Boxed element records
-=-=-

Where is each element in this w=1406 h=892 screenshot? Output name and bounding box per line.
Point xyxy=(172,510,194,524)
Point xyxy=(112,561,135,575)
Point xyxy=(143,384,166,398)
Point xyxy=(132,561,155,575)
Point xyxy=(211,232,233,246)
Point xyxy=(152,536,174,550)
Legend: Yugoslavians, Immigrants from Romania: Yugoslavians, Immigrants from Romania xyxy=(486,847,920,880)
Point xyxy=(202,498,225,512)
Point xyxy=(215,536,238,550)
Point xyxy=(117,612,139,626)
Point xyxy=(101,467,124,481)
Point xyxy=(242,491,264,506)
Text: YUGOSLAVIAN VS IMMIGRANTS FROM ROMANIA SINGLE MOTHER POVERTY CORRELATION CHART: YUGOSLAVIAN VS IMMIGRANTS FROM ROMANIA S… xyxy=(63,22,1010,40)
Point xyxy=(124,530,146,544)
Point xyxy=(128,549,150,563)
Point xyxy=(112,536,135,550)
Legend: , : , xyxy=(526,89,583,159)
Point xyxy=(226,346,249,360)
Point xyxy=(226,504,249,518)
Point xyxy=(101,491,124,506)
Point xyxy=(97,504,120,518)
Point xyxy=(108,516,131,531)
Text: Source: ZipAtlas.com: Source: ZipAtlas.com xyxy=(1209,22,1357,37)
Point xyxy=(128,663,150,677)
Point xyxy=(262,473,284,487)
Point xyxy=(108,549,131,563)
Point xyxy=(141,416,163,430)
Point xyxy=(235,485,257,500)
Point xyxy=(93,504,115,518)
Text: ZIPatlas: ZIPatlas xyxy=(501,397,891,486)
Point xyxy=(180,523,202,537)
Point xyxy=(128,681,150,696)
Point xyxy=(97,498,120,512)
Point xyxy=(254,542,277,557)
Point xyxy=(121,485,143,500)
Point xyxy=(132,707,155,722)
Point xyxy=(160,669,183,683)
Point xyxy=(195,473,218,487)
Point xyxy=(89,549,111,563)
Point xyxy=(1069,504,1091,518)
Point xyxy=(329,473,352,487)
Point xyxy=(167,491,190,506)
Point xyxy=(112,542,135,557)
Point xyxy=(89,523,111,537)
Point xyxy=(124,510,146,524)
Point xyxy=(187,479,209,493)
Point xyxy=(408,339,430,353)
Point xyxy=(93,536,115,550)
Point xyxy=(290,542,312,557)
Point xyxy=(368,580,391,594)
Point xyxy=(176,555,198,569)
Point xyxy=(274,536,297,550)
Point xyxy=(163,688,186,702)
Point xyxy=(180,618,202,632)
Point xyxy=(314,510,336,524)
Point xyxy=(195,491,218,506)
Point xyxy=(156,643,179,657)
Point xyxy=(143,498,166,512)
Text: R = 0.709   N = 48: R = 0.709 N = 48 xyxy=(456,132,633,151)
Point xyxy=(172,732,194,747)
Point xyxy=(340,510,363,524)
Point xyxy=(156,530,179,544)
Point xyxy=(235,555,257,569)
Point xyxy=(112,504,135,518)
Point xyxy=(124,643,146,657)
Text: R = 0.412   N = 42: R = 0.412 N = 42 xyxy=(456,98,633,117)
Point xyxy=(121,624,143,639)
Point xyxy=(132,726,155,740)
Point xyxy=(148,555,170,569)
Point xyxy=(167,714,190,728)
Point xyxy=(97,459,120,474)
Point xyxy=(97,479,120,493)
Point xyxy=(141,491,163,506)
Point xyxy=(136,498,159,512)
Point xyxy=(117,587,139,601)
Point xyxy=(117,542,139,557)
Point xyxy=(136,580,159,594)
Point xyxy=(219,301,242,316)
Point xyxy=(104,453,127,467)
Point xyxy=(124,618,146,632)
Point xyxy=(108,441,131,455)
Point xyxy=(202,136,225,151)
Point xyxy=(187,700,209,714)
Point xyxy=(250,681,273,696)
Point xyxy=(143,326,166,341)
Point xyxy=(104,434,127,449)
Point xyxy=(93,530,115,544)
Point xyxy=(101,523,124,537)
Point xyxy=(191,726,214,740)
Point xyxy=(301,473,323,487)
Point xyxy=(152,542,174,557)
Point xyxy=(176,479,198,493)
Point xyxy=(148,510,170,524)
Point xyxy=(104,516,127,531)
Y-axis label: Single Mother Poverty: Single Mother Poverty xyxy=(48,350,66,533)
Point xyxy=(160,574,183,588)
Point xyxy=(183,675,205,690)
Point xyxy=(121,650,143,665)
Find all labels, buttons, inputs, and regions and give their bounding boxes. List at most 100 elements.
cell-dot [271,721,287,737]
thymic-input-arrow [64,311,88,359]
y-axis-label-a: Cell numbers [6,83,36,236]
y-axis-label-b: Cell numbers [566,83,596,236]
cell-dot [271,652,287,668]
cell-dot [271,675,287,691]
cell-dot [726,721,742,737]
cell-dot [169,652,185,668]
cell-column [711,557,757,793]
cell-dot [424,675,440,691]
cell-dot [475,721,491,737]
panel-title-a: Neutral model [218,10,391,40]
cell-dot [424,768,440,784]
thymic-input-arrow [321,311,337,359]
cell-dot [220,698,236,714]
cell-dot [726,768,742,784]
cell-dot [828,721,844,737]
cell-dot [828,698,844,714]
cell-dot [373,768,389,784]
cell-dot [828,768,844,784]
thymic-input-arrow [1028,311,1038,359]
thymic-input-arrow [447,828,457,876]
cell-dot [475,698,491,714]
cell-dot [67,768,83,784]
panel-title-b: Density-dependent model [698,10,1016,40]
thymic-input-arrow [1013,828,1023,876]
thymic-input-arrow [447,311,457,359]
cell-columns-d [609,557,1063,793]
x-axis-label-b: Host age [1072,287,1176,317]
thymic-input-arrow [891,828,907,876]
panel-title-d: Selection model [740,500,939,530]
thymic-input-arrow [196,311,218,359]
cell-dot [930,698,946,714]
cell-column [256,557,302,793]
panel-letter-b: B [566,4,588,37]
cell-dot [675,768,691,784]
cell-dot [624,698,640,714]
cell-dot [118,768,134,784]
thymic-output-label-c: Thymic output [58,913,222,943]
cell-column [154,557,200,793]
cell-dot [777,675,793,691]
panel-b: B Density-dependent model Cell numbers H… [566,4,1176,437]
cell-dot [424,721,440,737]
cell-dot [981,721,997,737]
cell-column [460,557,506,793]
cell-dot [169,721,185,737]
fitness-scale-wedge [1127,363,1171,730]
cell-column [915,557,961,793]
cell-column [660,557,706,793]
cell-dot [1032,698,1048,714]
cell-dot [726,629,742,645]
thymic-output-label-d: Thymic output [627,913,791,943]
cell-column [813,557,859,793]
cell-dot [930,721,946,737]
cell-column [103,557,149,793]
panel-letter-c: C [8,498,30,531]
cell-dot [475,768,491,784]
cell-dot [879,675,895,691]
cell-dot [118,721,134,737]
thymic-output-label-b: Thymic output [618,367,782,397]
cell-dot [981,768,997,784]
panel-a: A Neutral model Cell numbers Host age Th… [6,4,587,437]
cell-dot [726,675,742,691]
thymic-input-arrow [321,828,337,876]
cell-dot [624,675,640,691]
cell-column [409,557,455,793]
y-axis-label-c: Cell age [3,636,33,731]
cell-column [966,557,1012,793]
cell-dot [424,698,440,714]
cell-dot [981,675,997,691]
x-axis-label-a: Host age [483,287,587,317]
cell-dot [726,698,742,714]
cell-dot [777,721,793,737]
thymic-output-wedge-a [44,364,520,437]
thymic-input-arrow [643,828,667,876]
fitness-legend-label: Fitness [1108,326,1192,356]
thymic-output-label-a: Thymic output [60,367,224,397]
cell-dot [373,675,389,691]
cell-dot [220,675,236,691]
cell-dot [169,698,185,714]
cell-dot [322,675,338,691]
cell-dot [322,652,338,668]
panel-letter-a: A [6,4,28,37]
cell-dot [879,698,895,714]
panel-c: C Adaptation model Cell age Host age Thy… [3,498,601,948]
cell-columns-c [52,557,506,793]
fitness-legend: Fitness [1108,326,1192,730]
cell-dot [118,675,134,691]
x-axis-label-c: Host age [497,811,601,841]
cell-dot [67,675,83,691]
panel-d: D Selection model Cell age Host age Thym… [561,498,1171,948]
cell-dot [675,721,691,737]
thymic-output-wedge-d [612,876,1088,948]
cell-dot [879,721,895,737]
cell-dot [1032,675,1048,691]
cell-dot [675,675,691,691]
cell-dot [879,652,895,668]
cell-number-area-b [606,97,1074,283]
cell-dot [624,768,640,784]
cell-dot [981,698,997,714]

-=-=-

> _WRITTEN PROBLEM_
Rewrite the records from their first line through the line containing "Point xyxy=(97,504,120,518)", replacing "screenshot" with "image" and changing nothing else.

> _EXPECTED OUTPUT_
Where is each element in this w=1406 h=892 image? Output name and bounding box per line.
Point xyxy=(172,510,194,524)
Point xyxy=(112,561,135,575)
Point xyxy=(143,384,166,398)
Point xyxy=(132,561,155,575)
Point xyxy=(211,232,233,246)
Point xyxy=(152,536,174,550)
Legend: Yugoslavians, Immigrants from Romania: Yugoslavians, Immigrants from Romania xyxy=(486,847,920,880)
Point xyxy=(202,498,225,512)
Point xyxy=(215,536,238,550)
Point xyxy=(117,612,139,626)
Point xyxy=(101,467,124,481)
Point xyxy=(242,491,264,506)
Text: YUGOSLAVIAN VS IMMIGRANTS FROM ROMANIA SINGLE MOTHER POVERTY CORRELATION CHART: YUGOSLAVIAN VS IMMIGRANTS FROM ROMANIA S… xyxy=(63,22,1010,40)
Point xyxy=(124,530,146,544)
Point xyxy=(128,549,150,563)
Point xyxy=(112,536,135,550)
Legend: , : , xyxy=(526,89,583,159)
Point xyxy=(226,346,249,360)
Point xyxy=(226,504,249,518)
Point xyxy=(101,491,124,506)
Point xyxy=(97,504,120,518)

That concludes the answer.